[Exercise objective] Find the lines below that contain the word "about" and count them. Only the number should be given.

[Stored data]

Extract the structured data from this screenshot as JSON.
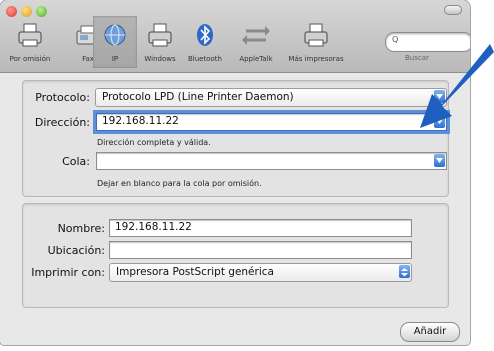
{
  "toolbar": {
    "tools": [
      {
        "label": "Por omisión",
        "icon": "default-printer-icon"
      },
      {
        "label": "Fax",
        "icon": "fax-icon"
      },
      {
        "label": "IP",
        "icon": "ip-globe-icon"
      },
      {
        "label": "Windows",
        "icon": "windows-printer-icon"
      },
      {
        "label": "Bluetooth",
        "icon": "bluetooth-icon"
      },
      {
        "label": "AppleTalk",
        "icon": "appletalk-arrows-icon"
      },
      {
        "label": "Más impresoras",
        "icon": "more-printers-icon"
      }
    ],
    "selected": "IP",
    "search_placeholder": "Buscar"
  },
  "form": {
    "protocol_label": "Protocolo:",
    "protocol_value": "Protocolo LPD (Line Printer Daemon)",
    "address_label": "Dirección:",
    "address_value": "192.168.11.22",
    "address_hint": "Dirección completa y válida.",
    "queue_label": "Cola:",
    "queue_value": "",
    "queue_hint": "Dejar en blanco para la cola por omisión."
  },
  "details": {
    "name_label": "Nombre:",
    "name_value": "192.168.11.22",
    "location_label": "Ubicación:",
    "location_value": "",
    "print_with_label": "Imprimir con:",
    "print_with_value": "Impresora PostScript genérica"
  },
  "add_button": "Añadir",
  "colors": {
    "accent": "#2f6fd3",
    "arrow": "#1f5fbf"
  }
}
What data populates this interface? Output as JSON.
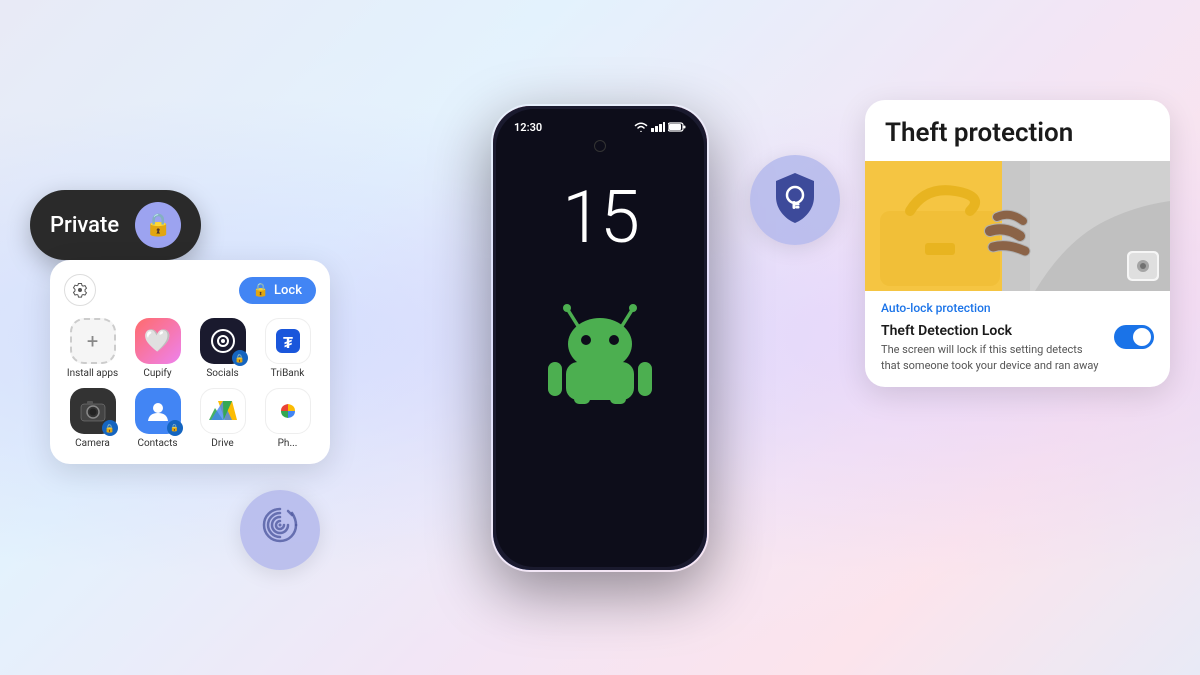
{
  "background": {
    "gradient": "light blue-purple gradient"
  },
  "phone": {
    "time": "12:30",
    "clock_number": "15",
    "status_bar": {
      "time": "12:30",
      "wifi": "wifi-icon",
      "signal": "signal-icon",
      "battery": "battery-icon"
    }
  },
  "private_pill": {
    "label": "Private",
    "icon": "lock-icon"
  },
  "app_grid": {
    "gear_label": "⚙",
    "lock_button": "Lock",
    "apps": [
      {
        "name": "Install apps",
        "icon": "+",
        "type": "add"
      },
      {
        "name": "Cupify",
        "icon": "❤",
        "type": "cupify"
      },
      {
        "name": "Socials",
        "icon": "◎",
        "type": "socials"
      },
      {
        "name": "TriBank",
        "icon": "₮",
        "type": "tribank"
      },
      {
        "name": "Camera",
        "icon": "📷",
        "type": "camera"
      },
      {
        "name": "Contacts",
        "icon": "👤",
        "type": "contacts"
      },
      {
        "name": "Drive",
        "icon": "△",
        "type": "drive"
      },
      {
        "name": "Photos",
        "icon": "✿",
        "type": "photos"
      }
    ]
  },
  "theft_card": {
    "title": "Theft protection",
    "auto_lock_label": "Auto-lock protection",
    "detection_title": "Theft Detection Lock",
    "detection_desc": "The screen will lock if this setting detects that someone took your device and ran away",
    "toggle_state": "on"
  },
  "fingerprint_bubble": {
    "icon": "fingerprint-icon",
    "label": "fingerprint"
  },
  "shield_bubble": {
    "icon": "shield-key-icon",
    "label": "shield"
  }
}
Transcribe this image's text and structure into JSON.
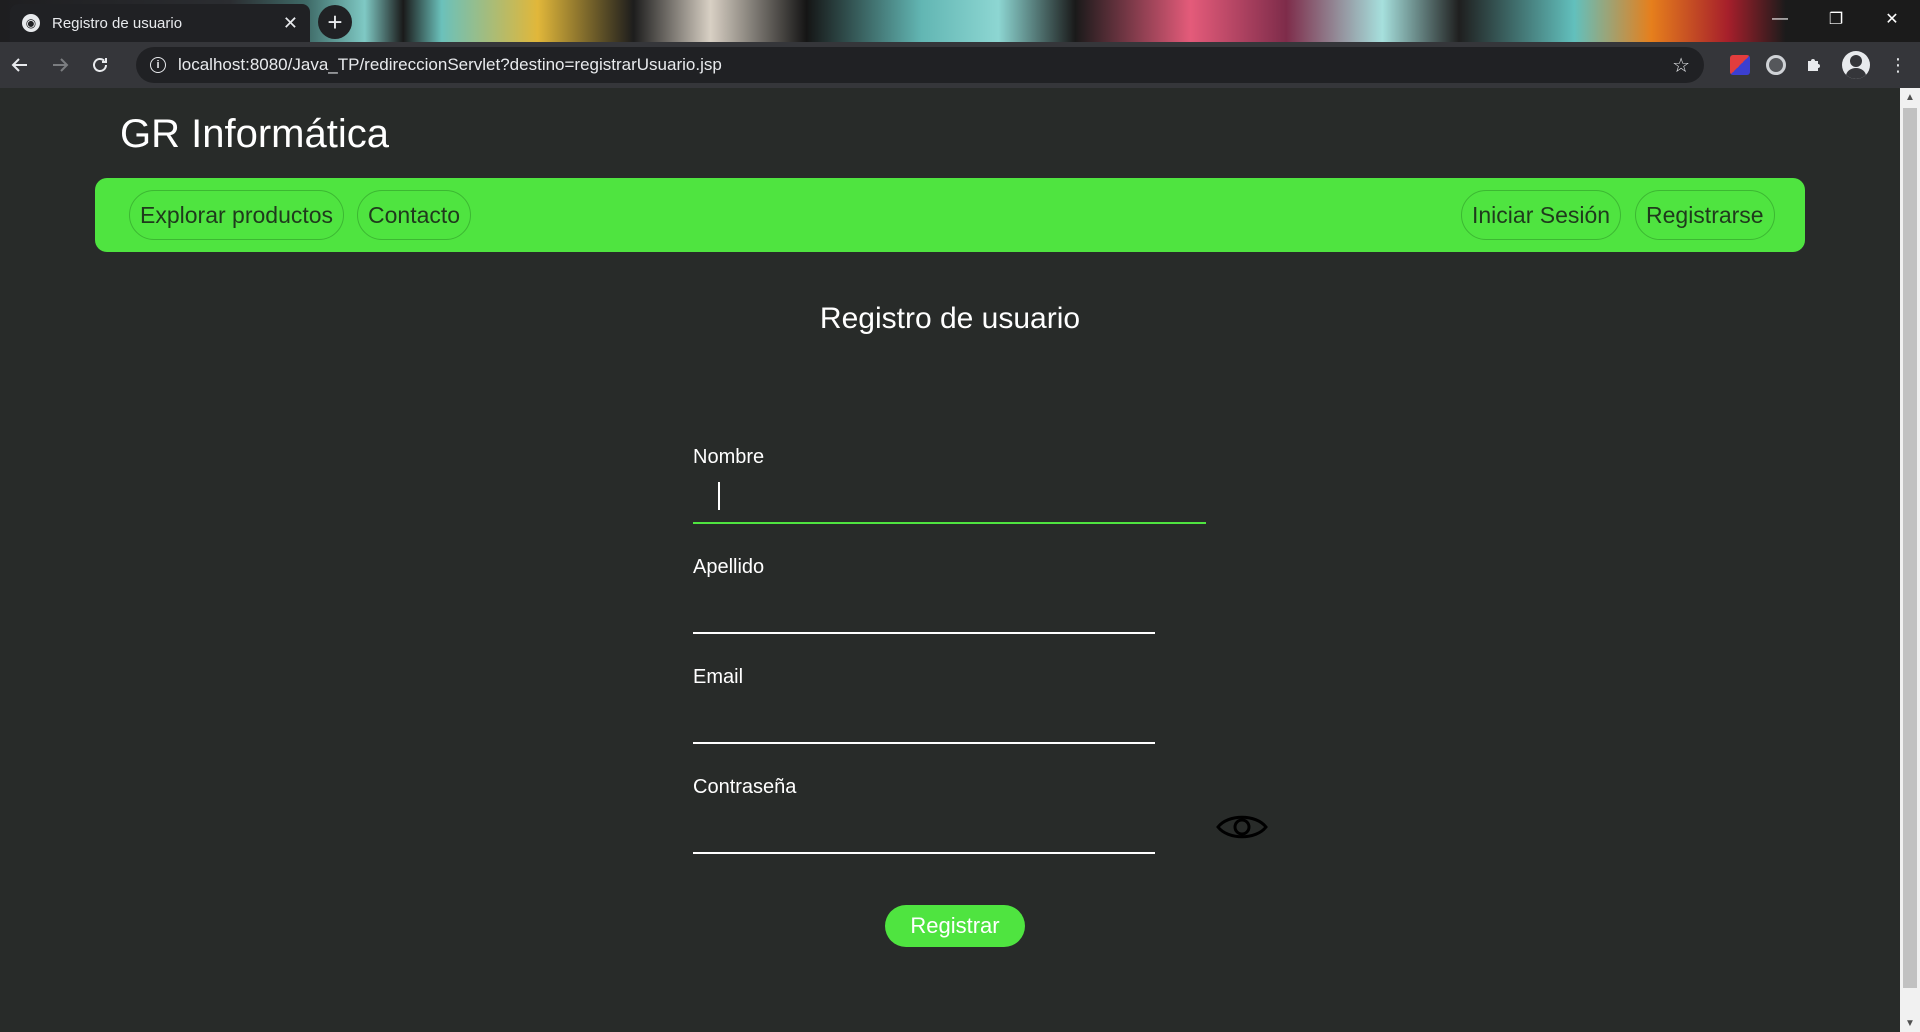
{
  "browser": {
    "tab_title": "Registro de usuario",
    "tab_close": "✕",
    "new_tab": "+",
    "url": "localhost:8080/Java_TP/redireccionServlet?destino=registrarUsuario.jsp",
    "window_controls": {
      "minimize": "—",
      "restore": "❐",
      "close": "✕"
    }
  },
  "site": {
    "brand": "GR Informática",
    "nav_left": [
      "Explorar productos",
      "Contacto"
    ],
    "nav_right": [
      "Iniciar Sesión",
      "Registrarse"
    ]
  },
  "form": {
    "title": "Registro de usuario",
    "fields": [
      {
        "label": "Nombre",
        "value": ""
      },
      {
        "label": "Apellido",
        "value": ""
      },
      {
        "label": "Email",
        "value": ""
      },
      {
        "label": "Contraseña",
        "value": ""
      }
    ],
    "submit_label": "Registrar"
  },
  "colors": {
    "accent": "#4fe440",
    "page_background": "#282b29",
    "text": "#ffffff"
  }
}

==

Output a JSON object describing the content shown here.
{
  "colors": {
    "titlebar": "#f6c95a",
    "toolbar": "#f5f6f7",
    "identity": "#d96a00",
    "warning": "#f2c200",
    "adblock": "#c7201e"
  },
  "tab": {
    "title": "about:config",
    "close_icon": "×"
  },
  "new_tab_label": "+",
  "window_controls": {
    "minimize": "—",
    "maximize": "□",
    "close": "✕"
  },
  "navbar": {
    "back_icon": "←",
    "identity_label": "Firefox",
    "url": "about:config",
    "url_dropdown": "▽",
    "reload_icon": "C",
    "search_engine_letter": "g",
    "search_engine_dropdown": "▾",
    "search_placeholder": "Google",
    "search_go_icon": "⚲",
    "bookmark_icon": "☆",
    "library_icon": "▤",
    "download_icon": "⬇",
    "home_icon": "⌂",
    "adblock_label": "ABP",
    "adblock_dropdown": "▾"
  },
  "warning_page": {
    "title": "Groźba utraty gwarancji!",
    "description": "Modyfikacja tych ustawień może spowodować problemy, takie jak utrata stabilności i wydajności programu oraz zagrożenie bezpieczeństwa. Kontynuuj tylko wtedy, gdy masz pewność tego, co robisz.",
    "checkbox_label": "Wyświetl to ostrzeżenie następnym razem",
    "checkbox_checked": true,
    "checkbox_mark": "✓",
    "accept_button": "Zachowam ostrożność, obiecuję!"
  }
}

[Solution for this task] 2